Continue the article on how Chicago Booth reviews MBA applications, picking up after its final sentence.

* [DOCUMENT EXCERPT]
....................

What Happens When You Apply To Booth

It’s a first in, first out (FIFO) process, so the first apps to arrive are the first to be reviewed. As the application flow in, they’re piled into batches and then handed out to first readers—42 chosen second-year students known as “Admission Fellows.”  Last year, more than 100 Booth students raised their hands for the 42 spots to initially screen applicants to Booth. They are largely chosen on the basis of their first year involvement in giving tours and running Admit Weekends, along with the passion they demonstrate for “Booth Nation.” During the height of the admission cycle, each Admission Fellow is handed 10 to 12 files a week.

They grade six separate parts of every application on a scale of one to six (with one being the highest score possible):

1) Test scores (GMAT or GRE plus TOEFL).

2) Quality of academics (Chicago looks beyond the GPA and more deeply into undergraduate (and graduate) transcripts to examine the courses you took and what grades you received in them).

3) Work experience.

4) Extracurricular activity, particularly as it reveals demonstrated leadership.

5) Essays.

6) Recommendations.

The first reader then provides an overall score for the application as well as a “Fit to Booth” score. The latter metric is entirely subjective: it’s a stab at deciding how well the applicant would fit into the school’s culture. “We really concentrate on fit,” explains Kole. “We want to make sure there is a great match.”

Those two final metrics tend to be highly correlated with each other. Besides the raw scores, the Admit Fellow also writes commentary and color on the quality of the essays and finally knocks out a summary highlighting the strengths and weaknesses of each application.

EACH ATTRIBUTE GRADED BY A READER IS NOT EQUAL TO EACH OTHER.

Obviously, each of these categories is not equal in importance. Chicago won’t weight the six core areas it scores, largely because the importance of each category scores varies based on an applicant’s background and experience.  “There is no set formula at play,” insists Kurt Ahlm, senior director of admissions. “What we are doing is carefully looking at each element of the application. These are signposts along the way that help us get a sense of a person’s strengths and weaknesses. And then we step back and ask, ‘Who is this person and how is he or she going to fit with the program?’”

....................

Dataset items
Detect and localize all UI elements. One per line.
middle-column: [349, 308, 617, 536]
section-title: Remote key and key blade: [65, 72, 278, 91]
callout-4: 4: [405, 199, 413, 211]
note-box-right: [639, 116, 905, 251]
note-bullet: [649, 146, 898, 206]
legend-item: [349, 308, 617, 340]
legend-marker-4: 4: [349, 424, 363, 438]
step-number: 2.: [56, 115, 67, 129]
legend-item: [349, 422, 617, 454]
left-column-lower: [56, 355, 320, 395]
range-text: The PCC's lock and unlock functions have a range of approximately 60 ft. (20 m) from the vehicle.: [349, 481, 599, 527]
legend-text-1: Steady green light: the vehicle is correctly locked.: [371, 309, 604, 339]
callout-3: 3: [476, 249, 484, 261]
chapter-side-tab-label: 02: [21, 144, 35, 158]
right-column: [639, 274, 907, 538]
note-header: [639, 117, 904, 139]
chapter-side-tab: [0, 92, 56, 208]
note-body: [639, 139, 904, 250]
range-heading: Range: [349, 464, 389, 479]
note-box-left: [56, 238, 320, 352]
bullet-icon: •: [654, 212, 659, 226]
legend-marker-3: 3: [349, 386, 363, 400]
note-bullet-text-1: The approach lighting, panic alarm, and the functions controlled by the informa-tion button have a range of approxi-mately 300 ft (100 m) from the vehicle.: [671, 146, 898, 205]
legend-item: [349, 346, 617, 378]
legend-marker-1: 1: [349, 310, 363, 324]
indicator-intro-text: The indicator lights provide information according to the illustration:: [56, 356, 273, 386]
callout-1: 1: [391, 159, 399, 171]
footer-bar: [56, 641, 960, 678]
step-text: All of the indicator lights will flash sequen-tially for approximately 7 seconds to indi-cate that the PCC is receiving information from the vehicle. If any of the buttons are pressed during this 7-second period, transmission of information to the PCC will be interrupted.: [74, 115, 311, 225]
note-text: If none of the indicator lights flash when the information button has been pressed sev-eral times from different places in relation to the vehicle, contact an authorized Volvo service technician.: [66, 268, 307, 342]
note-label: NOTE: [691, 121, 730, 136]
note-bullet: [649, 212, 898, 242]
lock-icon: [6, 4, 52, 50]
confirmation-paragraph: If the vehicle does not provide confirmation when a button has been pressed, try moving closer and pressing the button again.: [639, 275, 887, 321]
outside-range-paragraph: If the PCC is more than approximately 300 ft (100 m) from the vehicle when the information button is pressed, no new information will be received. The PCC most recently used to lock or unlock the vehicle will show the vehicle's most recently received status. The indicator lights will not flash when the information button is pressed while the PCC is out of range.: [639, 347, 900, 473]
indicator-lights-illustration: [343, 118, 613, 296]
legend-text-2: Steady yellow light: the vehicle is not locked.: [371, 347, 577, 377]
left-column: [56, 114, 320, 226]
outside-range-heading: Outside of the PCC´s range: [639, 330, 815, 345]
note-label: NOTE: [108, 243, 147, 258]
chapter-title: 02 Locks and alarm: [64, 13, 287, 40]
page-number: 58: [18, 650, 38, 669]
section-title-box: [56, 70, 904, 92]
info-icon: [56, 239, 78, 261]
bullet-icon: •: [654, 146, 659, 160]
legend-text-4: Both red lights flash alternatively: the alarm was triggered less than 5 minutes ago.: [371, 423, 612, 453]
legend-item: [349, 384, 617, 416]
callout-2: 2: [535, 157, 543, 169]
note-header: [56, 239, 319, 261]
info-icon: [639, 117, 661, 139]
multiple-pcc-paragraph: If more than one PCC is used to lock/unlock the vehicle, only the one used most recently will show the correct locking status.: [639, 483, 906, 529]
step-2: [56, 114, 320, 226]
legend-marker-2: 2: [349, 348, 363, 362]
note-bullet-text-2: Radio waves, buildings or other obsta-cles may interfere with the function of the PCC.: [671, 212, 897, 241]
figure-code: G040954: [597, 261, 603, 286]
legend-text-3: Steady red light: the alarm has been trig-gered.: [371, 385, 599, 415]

....................

* [RESPONSE BOX]
Nonetheless, the most important hurdle every applicant has to jump over is to convince admissions that he or she can do graduate level work and won’t flunk out of the program. So test scores and your undergraduate record get important attention. “The bottom line is that students have to be able to do the work,” says Kole. “This is a very unpleasant place to be if you can’t keep your head above water. The water line is high so there is a certain level of demonstrated success in academia that we would like to see. We know, for example, that the GMAT is not as effective an indicator of talent in certain parts of the world where students don’t take standardized tests. We are not looking for a single type of person. We are looking for people who have a fit to this institution and will come here and fully engage in our experience and then go out and do amazing things. And we don’t want them to all go out and do all the same amazing things.”

Ahlm, who looks young enough to be a current MBA student, has worked in Booth admissions since the fall of 2002. A former recruiting manager for PriceWaterhouseCoopers with a Booth MBA, he had earlier redesigned the school’s application to require a brief, yet now infamous, “PowerPoint Presentation.” With last year’s departure of Admissions Director Rosemarie Martinelli, Ahlm is now leading a team of some 16 people in Booth admissions. He’s an affable and long-suffering Chicago Cubs fan who had lived within a home run’s distance from Wrigley Field for ten years before moving to the western suburbs with his wife and two children.